**Challenge**
Read the lines that follow and pick out every one containing the word "rate".
===== Supplied information =====
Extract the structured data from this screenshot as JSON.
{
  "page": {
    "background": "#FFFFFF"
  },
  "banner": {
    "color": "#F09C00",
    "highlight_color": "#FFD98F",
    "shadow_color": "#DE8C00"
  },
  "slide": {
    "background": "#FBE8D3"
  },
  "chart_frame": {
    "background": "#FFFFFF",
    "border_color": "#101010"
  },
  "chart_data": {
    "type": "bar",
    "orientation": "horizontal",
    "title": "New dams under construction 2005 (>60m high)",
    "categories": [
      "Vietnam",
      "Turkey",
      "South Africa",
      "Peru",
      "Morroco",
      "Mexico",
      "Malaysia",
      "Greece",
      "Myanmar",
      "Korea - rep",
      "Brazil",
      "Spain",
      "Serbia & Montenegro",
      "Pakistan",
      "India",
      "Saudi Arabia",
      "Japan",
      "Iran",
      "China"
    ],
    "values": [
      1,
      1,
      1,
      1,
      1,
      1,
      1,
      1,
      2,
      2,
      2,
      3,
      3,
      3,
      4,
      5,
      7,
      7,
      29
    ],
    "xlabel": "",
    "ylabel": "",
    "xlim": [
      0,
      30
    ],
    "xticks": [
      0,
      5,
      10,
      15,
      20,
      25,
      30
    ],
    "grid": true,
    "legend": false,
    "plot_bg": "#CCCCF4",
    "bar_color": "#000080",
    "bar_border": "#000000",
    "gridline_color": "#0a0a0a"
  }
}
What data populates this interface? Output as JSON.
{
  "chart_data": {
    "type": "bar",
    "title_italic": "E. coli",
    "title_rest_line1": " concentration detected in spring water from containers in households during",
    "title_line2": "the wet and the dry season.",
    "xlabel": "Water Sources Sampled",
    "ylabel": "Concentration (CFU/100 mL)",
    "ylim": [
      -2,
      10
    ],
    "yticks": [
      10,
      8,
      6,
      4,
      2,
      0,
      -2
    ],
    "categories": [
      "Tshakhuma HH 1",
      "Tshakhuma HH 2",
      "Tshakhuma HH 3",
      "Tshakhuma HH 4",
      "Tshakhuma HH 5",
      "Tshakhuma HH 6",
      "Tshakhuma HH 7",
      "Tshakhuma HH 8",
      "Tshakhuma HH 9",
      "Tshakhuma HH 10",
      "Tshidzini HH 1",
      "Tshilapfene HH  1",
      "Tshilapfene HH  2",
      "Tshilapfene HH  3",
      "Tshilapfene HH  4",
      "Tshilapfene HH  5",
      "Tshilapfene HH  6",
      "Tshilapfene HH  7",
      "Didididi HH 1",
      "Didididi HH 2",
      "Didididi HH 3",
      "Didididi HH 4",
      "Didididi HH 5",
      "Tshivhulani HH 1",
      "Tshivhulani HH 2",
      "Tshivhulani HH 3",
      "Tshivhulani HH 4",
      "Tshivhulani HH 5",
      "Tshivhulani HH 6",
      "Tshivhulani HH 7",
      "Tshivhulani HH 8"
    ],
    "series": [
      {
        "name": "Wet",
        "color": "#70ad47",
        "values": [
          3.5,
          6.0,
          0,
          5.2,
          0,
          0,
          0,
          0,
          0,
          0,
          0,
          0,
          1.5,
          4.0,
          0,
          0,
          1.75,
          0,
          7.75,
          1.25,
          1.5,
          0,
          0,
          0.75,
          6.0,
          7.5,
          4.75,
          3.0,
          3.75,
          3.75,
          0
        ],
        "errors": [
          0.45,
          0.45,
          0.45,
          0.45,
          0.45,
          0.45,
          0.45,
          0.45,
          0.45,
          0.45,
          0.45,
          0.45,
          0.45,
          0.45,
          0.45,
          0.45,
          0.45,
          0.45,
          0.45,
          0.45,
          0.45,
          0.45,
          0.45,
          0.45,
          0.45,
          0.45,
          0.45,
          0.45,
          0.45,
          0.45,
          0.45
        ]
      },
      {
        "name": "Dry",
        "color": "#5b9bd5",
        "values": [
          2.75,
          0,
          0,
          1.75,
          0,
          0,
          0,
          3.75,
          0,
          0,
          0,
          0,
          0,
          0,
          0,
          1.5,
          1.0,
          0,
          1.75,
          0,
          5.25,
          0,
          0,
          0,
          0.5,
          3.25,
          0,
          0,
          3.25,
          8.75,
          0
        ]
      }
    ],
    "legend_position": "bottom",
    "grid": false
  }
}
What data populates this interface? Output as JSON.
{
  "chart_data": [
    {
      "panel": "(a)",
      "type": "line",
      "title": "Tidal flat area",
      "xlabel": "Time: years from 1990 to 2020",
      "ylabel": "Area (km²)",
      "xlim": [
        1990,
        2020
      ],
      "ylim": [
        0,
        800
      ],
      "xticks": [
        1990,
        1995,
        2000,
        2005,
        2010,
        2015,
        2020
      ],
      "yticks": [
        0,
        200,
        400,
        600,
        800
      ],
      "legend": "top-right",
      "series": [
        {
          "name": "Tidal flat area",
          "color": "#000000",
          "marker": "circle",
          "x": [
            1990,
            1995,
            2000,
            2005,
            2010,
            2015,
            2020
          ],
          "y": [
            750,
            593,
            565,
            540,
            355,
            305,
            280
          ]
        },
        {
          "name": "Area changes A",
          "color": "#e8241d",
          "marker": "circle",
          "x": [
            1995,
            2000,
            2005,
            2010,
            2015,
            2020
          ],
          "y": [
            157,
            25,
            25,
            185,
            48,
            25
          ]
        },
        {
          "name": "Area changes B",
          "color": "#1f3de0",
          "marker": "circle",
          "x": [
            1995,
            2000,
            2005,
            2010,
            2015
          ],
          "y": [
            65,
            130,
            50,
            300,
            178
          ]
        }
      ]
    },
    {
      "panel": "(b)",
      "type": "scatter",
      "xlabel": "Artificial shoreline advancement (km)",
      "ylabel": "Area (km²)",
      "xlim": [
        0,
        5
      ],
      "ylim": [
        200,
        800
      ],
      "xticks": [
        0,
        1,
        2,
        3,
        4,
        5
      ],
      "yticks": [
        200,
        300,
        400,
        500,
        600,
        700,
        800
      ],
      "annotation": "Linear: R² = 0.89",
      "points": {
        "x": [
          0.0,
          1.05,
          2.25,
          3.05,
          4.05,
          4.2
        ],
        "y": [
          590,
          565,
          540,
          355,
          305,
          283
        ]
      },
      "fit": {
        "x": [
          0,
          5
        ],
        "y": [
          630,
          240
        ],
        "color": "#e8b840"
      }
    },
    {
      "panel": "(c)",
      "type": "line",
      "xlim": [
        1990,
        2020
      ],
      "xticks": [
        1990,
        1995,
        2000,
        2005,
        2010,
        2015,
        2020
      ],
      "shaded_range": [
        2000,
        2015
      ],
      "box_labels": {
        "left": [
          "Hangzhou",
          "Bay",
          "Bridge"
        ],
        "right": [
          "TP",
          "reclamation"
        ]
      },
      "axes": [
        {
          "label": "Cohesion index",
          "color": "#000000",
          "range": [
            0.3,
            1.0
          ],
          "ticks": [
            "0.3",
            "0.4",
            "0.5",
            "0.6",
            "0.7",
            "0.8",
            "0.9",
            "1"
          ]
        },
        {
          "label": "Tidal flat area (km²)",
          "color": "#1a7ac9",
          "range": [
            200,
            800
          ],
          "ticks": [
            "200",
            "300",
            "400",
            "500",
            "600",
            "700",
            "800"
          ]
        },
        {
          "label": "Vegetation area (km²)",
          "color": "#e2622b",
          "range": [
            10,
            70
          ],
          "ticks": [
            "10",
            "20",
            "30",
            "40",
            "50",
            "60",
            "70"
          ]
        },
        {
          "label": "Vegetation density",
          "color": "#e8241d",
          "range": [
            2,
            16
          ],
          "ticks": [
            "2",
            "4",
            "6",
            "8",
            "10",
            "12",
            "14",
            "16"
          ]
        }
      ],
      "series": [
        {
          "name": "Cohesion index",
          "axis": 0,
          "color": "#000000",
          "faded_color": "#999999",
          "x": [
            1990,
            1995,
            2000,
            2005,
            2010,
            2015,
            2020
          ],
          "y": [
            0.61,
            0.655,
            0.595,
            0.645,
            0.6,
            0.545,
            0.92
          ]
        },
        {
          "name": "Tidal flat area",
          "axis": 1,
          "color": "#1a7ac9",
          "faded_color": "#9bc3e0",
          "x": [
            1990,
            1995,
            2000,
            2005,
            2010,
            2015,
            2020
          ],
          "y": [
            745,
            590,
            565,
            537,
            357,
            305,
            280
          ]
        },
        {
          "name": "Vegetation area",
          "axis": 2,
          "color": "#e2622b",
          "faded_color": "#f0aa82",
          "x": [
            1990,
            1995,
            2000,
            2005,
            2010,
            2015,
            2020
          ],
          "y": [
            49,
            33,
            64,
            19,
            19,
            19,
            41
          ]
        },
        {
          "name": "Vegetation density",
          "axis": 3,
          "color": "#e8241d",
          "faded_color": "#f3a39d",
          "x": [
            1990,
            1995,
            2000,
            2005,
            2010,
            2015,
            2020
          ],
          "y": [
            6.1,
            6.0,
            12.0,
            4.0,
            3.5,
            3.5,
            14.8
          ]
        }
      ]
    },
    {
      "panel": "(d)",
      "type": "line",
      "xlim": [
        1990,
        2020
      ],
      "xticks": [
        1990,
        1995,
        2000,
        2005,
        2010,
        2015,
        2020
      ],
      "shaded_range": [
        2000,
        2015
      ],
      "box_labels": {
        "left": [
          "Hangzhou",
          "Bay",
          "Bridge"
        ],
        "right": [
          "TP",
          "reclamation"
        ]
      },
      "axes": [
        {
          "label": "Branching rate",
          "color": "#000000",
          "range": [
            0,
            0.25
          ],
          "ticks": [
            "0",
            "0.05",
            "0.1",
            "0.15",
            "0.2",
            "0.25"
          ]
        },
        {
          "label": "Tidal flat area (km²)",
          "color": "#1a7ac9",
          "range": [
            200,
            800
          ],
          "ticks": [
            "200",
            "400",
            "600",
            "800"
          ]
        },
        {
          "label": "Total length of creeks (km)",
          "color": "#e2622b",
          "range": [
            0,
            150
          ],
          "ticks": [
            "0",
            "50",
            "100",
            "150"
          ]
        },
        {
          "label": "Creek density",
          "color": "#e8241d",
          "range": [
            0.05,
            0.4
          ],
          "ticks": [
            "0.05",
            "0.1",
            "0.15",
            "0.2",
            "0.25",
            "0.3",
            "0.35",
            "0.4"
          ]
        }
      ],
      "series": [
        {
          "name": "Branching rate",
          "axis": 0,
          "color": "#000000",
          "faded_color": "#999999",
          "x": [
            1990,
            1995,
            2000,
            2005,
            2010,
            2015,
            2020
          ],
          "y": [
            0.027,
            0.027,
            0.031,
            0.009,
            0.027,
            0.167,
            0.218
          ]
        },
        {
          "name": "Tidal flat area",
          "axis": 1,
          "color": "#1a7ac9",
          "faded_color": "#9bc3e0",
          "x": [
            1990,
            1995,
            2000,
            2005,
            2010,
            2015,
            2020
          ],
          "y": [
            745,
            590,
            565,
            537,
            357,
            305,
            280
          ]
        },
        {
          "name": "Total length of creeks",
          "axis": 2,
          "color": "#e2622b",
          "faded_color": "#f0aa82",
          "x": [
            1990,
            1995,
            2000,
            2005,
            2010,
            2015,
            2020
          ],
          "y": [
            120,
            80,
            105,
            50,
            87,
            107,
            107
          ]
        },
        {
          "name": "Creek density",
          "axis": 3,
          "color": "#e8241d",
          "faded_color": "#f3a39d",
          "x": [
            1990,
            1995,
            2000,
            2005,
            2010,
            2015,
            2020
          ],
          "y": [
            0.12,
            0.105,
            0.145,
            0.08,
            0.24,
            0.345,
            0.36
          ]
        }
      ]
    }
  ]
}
=====
**Finished exercise**
          "label": "Branching rate",
          "name": "Branching rate",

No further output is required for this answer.